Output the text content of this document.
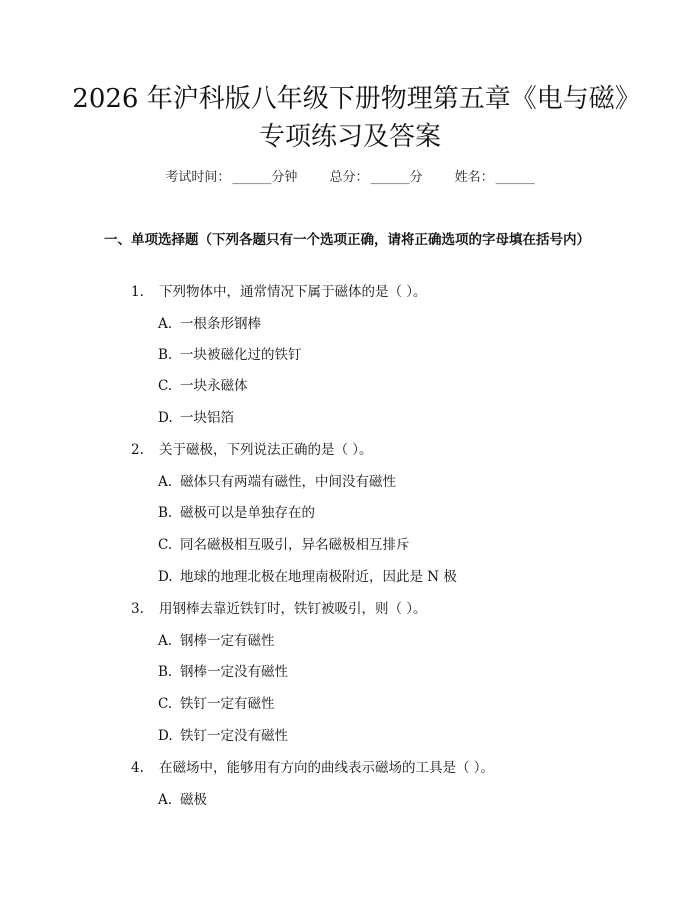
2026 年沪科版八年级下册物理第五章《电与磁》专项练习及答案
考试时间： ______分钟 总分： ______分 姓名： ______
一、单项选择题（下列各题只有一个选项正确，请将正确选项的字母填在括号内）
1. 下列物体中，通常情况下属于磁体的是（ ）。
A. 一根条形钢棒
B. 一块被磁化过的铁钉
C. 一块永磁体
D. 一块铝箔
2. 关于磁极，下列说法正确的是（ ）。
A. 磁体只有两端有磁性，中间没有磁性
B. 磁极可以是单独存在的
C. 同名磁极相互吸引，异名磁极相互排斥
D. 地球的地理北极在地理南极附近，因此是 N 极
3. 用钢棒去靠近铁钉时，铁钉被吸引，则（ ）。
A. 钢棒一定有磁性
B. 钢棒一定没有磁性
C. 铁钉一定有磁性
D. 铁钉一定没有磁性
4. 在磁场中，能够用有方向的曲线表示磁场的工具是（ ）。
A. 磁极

....

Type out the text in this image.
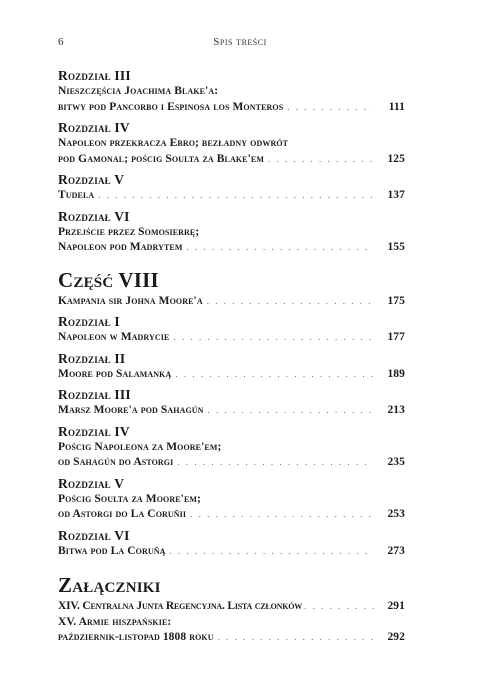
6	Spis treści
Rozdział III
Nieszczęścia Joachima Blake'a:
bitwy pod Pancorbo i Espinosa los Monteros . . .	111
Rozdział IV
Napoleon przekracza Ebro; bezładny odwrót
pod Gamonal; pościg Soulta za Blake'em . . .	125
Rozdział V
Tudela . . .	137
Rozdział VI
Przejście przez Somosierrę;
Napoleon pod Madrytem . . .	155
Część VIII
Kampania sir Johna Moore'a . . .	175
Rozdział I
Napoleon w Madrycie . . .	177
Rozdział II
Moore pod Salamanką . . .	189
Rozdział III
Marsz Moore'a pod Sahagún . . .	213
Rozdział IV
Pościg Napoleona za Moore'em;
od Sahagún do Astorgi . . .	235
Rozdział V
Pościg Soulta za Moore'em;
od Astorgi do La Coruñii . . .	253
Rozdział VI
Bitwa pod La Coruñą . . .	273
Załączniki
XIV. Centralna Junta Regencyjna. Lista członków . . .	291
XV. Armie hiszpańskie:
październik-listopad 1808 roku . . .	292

....

Copy every line that contains the string "text".

Output the text content of this document.
Type out the text in this image.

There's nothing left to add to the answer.